## Objective
Extract each line of the material that contains the word "Savings", and copy every such line in full.

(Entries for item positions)
• • • • • • •
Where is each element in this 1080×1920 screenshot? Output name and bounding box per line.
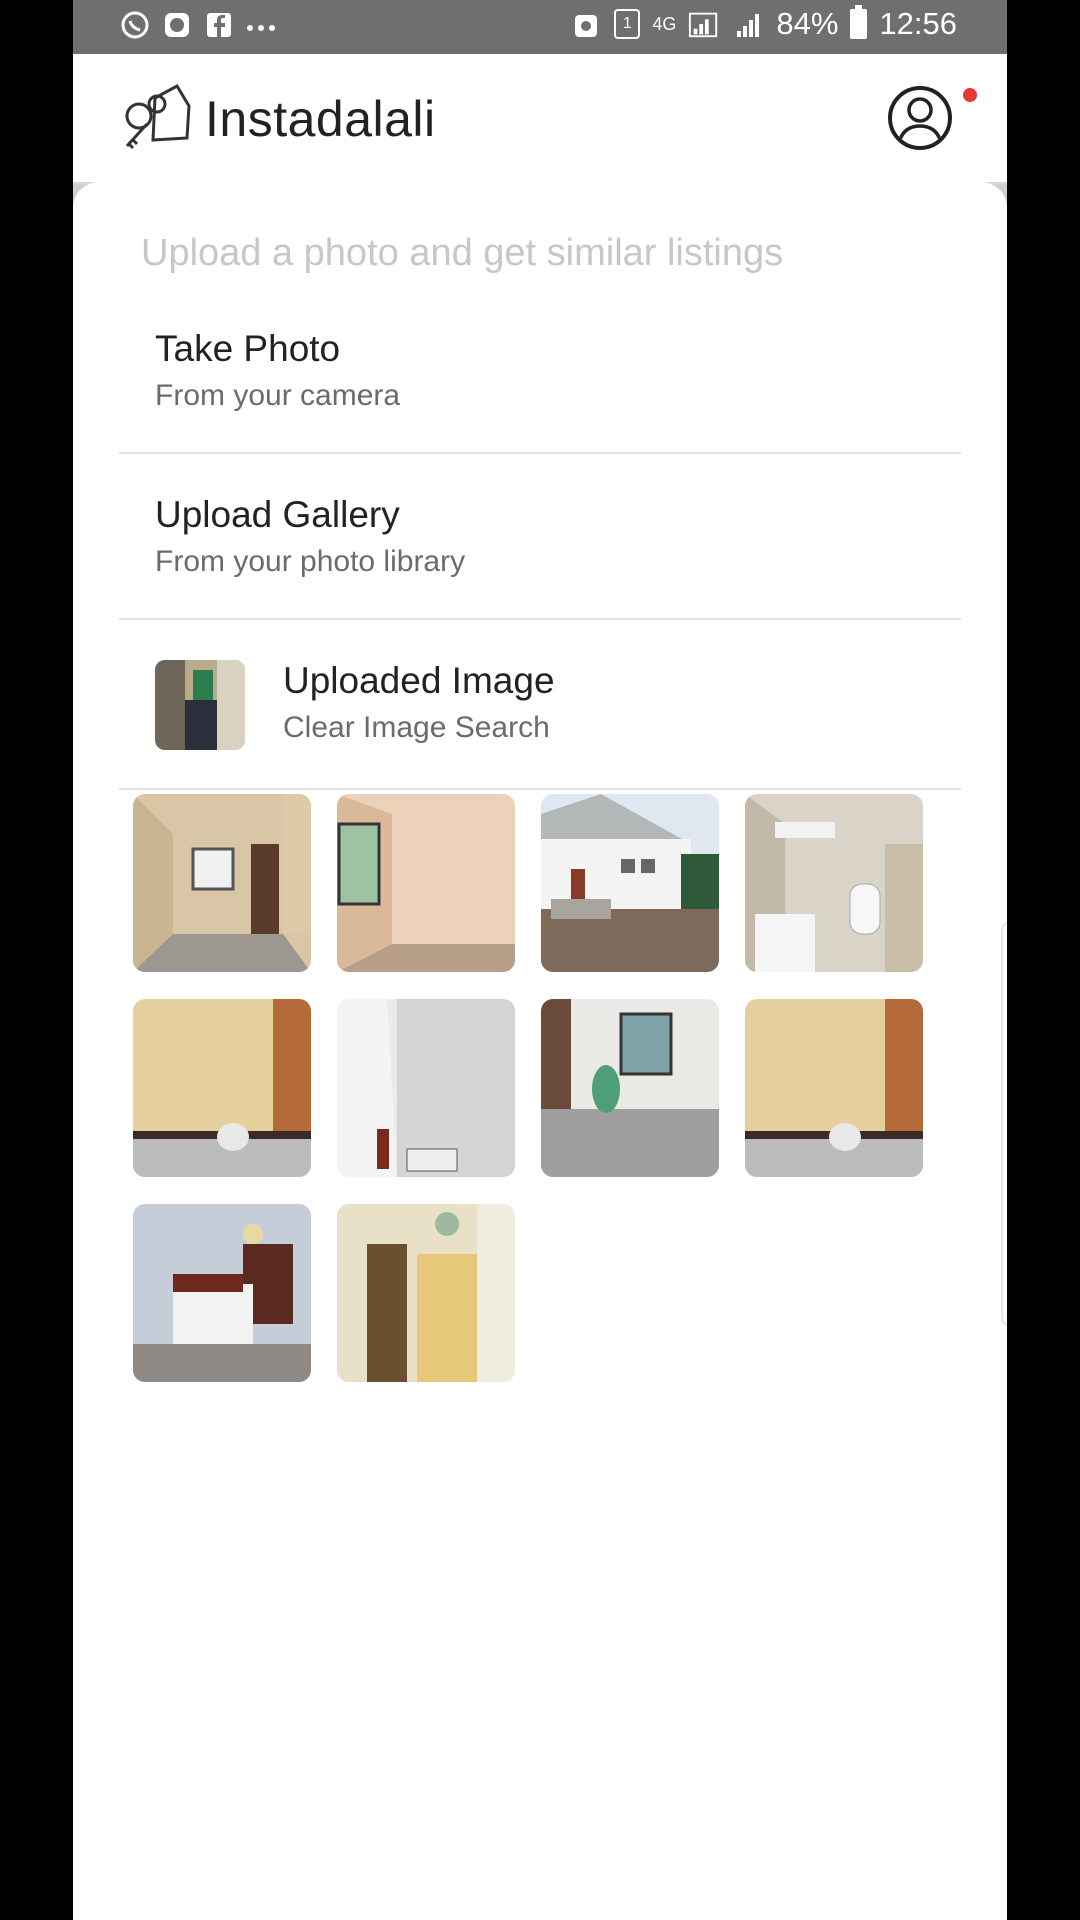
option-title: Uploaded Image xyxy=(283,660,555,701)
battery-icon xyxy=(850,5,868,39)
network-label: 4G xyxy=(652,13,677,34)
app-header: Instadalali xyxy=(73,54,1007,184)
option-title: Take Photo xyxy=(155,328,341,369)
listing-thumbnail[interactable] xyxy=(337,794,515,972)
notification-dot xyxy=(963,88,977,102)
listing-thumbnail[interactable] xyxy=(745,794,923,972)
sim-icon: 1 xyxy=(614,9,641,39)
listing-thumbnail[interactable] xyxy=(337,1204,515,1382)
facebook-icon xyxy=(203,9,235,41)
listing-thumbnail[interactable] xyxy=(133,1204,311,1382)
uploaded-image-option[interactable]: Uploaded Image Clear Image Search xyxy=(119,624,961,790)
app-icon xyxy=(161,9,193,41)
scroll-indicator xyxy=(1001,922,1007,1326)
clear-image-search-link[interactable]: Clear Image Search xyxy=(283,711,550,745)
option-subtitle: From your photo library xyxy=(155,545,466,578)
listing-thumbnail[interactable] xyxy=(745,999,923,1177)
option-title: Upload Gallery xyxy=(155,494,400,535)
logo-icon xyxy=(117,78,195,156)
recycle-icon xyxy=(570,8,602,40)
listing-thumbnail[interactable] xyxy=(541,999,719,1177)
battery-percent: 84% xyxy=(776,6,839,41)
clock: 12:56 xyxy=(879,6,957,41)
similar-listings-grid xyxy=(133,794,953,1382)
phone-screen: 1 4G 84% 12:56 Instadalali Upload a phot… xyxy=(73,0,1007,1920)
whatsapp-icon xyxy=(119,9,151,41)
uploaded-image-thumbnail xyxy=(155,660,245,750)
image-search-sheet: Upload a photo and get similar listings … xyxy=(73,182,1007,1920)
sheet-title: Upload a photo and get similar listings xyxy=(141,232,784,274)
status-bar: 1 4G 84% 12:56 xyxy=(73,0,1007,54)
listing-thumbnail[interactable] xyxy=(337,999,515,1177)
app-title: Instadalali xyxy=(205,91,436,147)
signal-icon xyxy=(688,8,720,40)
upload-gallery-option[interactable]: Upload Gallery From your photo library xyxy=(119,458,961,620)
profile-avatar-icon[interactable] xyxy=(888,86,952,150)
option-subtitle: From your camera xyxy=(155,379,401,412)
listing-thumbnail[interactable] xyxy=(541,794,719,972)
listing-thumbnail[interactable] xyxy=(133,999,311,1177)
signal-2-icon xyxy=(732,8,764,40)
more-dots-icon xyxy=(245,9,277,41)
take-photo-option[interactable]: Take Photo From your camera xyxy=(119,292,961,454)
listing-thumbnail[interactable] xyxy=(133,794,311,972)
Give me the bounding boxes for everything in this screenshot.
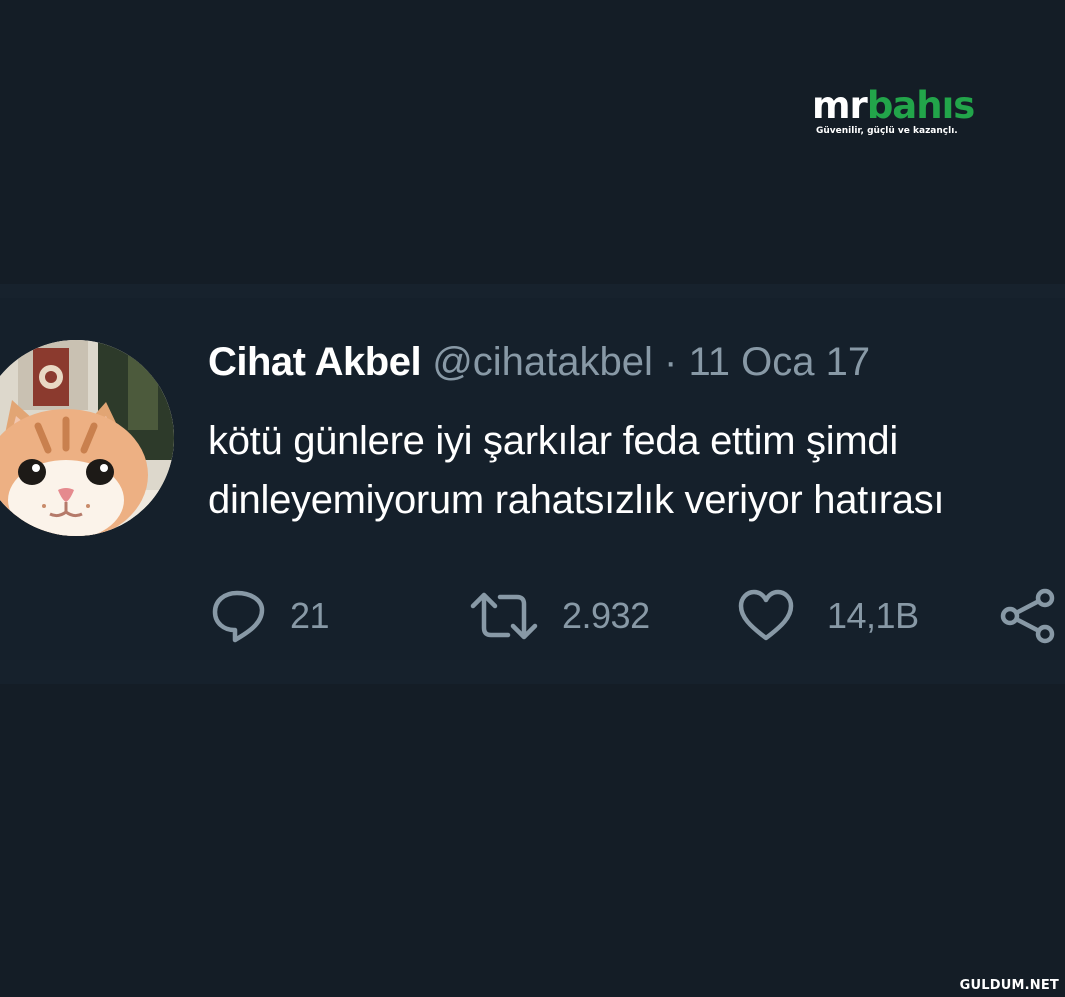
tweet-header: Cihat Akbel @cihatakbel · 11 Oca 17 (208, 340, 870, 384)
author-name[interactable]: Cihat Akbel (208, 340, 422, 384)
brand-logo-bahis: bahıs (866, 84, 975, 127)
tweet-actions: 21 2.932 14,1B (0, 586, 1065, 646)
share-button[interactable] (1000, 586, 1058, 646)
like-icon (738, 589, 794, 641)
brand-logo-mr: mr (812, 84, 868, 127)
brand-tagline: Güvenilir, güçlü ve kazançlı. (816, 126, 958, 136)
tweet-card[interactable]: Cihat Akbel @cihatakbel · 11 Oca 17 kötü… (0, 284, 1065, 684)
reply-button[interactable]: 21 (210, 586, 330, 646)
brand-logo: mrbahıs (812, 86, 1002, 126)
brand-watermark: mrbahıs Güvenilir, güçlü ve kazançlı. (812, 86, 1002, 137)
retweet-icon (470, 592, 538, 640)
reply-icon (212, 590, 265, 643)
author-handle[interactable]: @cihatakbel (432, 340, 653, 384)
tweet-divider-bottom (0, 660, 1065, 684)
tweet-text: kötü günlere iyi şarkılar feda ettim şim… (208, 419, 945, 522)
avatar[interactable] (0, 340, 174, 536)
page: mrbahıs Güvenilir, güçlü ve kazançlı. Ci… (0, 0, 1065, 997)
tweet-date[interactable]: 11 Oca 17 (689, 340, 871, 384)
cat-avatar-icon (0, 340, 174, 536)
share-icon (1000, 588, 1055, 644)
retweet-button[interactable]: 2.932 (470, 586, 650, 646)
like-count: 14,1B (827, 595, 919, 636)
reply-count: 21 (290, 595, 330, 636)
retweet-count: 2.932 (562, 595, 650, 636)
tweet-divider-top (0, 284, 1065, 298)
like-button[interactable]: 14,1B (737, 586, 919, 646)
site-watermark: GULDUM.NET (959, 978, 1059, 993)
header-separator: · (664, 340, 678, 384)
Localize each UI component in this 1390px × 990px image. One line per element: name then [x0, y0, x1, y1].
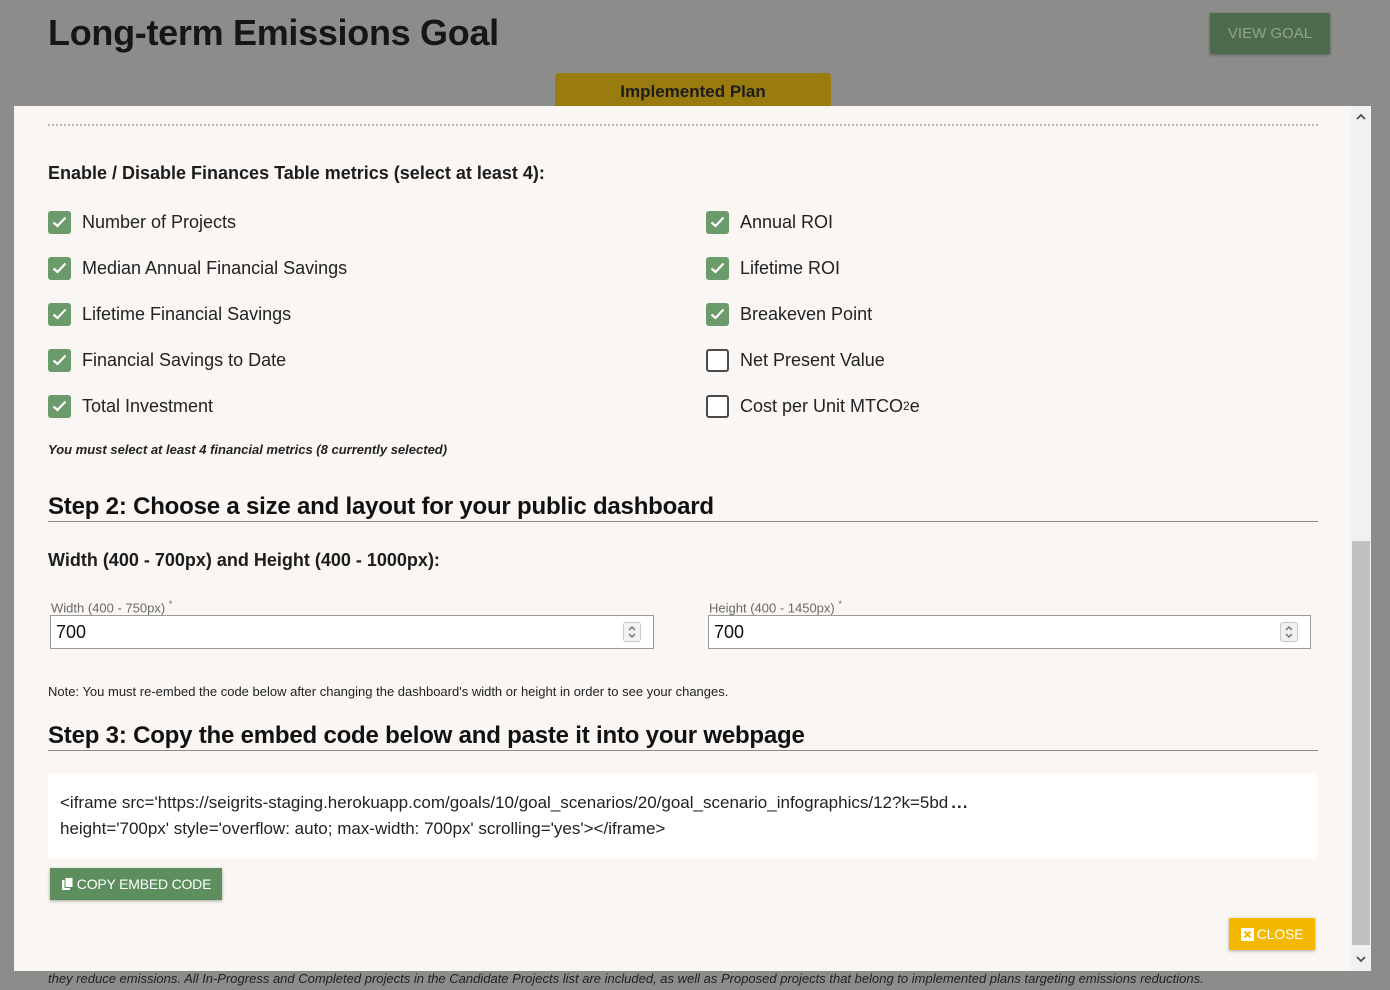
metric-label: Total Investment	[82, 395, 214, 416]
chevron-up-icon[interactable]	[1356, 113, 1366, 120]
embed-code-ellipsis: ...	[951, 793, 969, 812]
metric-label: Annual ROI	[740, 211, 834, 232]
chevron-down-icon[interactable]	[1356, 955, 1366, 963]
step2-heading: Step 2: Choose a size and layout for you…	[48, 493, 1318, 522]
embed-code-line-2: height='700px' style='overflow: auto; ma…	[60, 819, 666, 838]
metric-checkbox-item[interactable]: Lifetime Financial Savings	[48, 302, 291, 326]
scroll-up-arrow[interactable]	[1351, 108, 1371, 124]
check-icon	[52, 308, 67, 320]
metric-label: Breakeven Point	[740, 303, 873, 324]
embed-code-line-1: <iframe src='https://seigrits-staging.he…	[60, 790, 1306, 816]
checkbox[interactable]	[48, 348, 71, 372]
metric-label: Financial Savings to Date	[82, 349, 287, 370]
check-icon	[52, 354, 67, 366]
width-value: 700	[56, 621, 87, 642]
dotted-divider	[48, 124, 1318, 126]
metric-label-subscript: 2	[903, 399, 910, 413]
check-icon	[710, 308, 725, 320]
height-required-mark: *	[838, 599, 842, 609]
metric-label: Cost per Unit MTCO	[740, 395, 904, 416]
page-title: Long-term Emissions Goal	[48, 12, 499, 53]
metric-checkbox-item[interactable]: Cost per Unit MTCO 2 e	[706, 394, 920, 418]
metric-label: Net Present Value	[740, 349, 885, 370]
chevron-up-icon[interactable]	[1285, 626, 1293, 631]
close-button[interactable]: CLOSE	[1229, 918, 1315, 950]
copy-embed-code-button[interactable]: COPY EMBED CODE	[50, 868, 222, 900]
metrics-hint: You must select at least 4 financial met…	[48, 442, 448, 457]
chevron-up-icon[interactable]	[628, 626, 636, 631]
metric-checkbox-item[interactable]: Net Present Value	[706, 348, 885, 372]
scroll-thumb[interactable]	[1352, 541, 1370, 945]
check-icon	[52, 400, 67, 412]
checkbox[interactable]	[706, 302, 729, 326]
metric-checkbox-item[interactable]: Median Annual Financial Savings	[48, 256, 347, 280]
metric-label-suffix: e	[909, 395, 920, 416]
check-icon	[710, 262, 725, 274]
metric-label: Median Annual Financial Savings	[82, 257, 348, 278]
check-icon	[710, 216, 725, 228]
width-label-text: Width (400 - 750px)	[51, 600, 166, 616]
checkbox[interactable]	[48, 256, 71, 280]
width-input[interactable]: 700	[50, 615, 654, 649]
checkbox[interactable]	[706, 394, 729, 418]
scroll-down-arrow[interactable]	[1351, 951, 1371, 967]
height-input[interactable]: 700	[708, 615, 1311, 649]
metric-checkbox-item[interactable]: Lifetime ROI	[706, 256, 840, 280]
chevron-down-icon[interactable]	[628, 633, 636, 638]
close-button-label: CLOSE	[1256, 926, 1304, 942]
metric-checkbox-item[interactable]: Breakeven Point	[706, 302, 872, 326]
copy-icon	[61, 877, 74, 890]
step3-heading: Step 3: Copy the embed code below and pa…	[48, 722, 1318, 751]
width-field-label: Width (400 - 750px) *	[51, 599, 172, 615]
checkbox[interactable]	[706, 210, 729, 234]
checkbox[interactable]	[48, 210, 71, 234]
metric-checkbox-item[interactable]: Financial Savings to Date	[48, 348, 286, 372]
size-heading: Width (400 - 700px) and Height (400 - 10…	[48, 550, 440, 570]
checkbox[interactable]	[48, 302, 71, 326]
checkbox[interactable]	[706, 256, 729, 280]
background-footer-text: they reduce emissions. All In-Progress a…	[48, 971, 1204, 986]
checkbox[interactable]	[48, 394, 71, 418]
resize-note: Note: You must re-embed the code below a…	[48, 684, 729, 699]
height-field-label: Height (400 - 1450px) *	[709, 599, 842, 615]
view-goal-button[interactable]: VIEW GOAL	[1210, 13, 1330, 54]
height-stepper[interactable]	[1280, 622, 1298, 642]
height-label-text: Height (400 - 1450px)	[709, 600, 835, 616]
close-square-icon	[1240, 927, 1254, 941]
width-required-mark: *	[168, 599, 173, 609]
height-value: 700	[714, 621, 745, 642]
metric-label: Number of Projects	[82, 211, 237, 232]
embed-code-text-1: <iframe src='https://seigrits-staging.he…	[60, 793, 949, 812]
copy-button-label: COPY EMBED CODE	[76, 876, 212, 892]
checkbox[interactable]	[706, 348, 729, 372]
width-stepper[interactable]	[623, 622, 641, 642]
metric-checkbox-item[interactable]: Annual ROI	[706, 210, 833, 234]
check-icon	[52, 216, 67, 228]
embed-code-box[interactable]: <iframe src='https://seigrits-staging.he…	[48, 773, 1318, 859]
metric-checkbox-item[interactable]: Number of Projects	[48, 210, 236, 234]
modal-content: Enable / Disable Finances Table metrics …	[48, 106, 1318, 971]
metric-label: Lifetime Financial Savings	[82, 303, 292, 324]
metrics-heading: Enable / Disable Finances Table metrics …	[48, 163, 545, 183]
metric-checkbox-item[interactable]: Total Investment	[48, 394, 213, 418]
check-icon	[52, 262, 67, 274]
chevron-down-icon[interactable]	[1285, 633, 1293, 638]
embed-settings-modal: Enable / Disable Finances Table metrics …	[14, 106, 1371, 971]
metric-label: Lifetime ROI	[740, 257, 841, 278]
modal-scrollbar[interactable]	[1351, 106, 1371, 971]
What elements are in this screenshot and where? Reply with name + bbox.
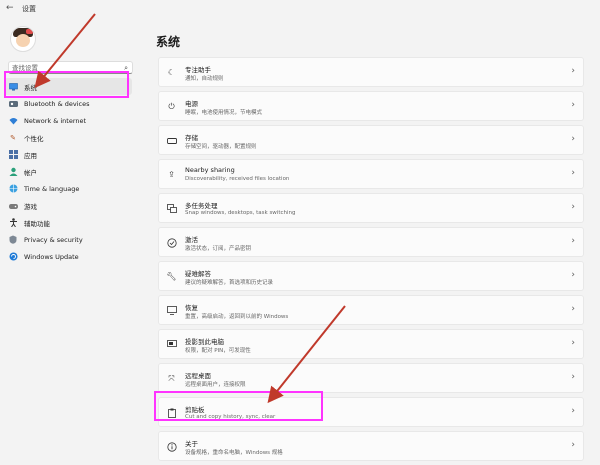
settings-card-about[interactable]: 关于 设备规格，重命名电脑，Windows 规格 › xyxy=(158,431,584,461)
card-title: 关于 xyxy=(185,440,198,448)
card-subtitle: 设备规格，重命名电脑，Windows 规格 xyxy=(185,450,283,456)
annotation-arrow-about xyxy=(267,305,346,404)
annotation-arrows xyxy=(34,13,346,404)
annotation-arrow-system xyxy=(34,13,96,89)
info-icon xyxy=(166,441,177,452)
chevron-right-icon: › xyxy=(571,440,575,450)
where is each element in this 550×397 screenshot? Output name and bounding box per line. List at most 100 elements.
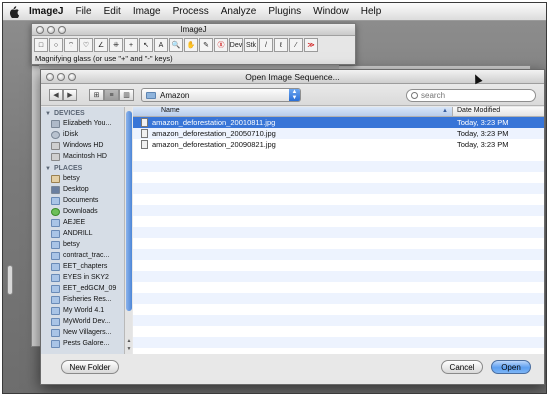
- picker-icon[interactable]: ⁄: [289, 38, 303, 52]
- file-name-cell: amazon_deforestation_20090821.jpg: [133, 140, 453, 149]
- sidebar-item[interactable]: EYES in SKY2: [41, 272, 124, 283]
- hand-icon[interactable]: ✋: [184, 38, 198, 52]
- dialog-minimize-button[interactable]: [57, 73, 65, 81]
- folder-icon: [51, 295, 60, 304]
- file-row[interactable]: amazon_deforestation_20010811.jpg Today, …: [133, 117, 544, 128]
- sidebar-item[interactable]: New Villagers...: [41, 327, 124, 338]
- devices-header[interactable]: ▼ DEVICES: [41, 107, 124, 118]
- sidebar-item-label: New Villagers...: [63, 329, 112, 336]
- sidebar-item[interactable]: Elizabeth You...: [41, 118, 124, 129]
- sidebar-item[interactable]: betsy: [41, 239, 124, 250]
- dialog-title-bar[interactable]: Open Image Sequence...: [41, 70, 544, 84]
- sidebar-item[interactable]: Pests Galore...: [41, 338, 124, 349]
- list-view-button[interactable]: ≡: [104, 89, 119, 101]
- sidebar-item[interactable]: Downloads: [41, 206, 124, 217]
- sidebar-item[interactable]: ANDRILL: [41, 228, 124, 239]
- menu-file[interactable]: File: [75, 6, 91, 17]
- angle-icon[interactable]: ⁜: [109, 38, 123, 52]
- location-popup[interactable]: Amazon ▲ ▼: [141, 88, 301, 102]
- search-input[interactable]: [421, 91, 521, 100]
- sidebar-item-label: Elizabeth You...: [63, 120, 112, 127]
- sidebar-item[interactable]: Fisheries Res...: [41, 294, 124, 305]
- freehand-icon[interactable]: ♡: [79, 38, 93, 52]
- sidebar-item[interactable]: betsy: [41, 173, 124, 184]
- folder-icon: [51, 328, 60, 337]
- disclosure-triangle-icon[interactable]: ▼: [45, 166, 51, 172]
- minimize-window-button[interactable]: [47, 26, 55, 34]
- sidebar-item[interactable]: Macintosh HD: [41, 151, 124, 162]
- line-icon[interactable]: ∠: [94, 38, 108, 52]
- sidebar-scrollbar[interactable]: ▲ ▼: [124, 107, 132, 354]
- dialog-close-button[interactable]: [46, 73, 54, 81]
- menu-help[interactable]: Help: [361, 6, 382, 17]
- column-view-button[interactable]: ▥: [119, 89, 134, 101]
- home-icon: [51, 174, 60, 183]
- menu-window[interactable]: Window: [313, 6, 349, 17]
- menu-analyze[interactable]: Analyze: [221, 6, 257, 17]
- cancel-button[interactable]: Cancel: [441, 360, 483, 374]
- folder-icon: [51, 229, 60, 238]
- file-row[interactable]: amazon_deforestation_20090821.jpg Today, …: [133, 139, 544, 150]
• • • • • • •
## Exercise result
metric-checkbox-item[interactable]: Lifetime Financial Savings	[48, 302, 291, 326]
metric-label: Financial Savings to Date	[82, 349, 287, 370]
metric-checkbox-item[interactable]: Median Annual Financial Savings	[48, 256, 347, 280]
metric-label: Median Annual Financial Savings	[82, 257, 348, 278]
metric-checkbox-item[interactable]: Financial Savings to Date	[48, 348, 286, 372]
metric-label: Lifetime Financial Savings	[82, 303, 292, 324]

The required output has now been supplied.